[Begin Provided entries]

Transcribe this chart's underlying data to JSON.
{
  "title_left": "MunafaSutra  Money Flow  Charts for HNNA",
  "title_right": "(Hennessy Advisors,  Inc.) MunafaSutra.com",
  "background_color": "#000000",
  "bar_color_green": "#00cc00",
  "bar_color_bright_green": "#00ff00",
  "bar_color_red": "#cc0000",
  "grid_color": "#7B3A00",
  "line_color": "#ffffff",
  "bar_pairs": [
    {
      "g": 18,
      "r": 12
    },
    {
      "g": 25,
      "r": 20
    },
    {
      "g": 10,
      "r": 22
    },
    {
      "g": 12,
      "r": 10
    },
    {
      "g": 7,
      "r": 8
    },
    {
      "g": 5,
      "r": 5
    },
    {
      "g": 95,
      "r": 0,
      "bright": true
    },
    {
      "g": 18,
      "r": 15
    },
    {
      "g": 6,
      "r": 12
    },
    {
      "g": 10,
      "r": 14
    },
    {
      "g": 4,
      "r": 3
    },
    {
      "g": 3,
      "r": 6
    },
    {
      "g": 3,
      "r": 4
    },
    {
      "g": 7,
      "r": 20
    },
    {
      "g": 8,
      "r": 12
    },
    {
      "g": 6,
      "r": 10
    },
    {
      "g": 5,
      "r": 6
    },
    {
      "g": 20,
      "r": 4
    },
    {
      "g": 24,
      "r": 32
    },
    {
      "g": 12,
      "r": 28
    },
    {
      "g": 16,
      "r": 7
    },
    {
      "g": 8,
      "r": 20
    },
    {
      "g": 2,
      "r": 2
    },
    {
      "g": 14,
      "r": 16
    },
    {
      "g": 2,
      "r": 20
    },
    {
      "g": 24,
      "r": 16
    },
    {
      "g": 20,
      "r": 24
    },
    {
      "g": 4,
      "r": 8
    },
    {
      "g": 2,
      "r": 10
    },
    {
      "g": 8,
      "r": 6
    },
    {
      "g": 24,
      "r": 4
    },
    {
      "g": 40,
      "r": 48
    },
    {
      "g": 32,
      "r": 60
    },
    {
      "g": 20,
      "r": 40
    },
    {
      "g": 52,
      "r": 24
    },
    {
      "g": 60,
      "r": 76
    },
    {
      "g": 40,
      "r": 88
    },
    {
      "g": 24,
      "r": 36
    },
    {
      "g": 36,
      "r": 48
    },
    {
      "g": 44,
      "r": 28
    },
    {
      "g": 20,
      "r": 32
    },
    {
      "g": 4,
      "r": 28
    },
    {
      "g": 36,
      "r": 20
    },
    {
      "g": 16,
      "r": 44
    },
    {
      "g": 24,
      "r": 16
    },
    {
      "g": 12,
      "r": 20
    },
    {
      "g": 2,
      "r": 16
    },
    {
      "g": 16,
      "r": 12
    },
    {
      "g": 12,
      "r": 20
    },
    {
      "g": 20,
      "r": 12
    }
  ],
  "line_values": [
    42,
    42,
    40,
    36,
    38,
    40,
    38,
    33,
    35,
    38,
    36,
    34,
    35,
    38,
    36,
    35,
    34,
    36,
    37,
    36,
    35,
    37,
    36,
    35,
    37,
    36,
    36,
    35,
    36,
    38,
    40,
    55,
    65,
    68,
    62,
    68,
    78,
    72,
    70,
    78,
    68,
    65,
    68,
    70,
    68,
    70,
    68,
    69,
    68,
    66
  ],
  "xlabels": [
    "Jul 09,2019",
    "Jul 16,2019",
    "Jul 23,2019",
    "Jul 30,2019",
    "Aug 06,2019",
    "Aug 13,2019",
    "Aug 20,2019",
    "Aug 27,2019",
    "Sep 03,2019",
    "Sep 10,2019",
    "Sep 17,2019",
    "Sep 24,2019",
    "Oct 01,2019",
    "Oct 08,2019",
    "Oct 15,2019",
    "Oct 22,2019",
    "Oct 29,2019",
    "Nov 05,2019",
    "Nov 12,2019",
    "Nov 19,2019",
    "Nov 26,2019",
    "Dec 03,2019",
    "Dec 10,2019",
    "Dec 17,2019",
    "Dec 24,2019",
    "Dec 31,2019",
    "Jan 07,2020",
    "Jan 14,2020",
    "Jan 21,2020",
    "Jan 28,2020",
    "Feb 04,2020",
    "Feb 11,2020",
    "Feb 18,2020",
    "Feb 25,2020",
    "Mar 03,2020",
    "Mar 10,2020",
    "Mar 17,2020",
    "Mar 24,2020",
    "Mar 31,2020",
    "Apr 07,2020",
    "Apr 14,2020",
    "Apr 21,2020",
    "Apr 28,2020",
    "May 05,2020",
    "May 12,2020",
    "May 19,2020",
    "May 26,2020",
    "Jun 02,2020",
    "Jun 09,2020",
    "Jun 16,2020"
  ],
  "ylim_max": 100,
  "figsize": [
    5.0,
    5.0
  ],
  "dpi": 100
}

[End Provided entries]

▶ _Aim_:
Can you restate every record above word for word?

▶ _Exercise result_:
Transcribe this chart's underlying data to JSON.
{
  "title_left": "MunafaSutra  Money Flow  Charts for HNNA",
  "title_right": "(Hennessy Advisors,  Inc.) MunafaSutra.com",
  "background_color": "#000000",
  "bar_color_green": "#00cc00",
  "bar_color_bright_green": "#00ff00",
  "bar_color_red": "#cc0000",
  "grid_color": "#7B3A00",
  "line_color": "#ffffff",
  "bar_pairs": [
    {
      "g": 18,
      "r": 12
    },
    {
      "g": 25,
      "r": 20
    },
    {
      "g": 10,
      "r": 22
    },
    {
      "g": 12,
      "r": 10
    },
    {
      "g": 7,
      "r": 8
    },
    {
      "g": 5,
      "r": 5
    },
    {
      "g": 95,
      "r": 0,
      "bright": true
    },
    {
      "g": 18,
      "r": 15
    },
    {
      "g": 6,
      "r": 12
    },
    {
      "g": 10,
      "r": 14
    },
    {
      "g": 4,
      "r": 3
    },
    {
      "g": 3,
      "r": 6
    },
    {
      "g": 3,
      "r": 4
    },
    {
      "g": 7,
      "r": 20
    },
    {
      "g": 8,
      "r": 12
    },
    {
      "g": 6,
      "r": 10
    },
    {
      "g": 5,
      "r": 6
    },
    {
      "g": 20,
      "r": 4
    },
    {
      "g": 24,
      "r": 32
    },
    {
      "g": 12,
      "r": 28
    },
    {
      "g": 16,
      "r": 7
    },
    {
      "g": 8,
      "r": 20
    },
    {
      "g": 2,
      "r": 2
    },
    {
      "g": 14,
      "r": 16
    },
    {
      "g": 2,
      "r": 20
    },
    {
      "g": 24,
      "r": 16
    },
    {
      "g": 20,
      "r": 24
    },
    {
      "g": 4,
      "r": 8
    },
    {
      "g": 2,
      "r": 10
    },
    {
      "g": 8,
      "r": 6
    },
    {
      "g": 24,
      "r": 4
    },
    {
      "g": 40,
      "r": 48
    },
    {
      "g": 32,
      "r": 60
    },
    {
      "g": 20,
      "r": 40
    },
    {
      "g": 52,
      "r": 24
    },
    {
      "g": 60,
      "r": 76
    },
    {
      "g": 40,
      "r": 88
    },
    {
      "g": 24,
      "r": 36
    },
    {
      "g": 36,
      "r": 48
    },
    {
      "g": 44,
      "r": 28
    },
    {
      "g": 20,
      "r": 32
    },
    {
      "g": 4,
      "r": 28
    },
    {
      "g": 36,
      "r": 20
    },
    {
      "g": 16,
      "r": 44
    },
    {
      "g": 24,
      "r": 16
    },
    {
      "g": 12,
      "r": 20
    },
    {
      "g": 2,
      "r": 16
    },
    {
      "g": 16,
      "r": 12
    },
    {
      "g": 12,
      "r": 20
    },
    {
      "g": 20,
      "r": 12
    }
  ],
  "line_values": [
    42,
    42,
    40,
    36,
    38,
    40,
    38,
    33,
    35,
    38,
    36,
    34,
    35,
    38,
    36,
    35,
    34,
    36,
    37,
    36,
    35,
    37,
    36,
    35,
    37,
    36,
    36,
    35,
    36,
    38,
    40,
    55,
    65,
    68,
    62,
    68,
    78,
    72,
    70,
    78,
    68,
    65,
    68,
    70,
    68,
    70,
    68,
    69,
    68,
    66
  ],
  "xlabels": [
    "Jul 09,2019",
    "Jul 16,2019",
    "Jul 23,2019",
    "Jul 30,2019",
    "Aug 06,2019",
    "Aug 13,2019",
    "Aug 20,2019",
    "Aug 27,2019",
    "Sep 03,2019",
    "Sep 10,2019",
    "Sep 17,2019",
    "Sep 24,2019",
    "Oct 01,2019",
    "Oct 08,2019",
    "Oct 15,2019",
    "Oct 22,2019",
    "Oct 29,2019",
    "Nov 05,2019",
    "Nov 12,2019",
    "Nov 19,2019",
    "Nov 26,2019",
    "Dec 03,2019",
    "Dec 10,2019",
    "Dec 17,2019",
    "Dec 24,2019",
    "Dec 31,2019",
    "Jan 07,2020",
    "Jan 14,2020",
    "Jan 21,2020",
    "Jan 28,2020",
    "Feb 04,2020",
    "Feb 11,2020",
    "Feb 18,2020",
    "Feb 25,2020",
    "Mar 03,2020",
    "Mar 10,2020",
    "Mar 17,2020",
    "Mar 24,2020",
    "Mar 31,2020",
    "Apr 07,2020",
    "Apr 14,2020",
    "Apr 21,2020",
    "Apr 28,2020",
    "May 05,2020",
    "May 12,2020",
    "May 19,2020",
    "May 26,2020",
    "Jun 02,2020",
    "Jun 09,2020",
    "Jun 16,2020"
  ],
  "ylim_max": 100,
  "figsize": [
    5.0,
    5.0
  ],
  "dpi": 100
}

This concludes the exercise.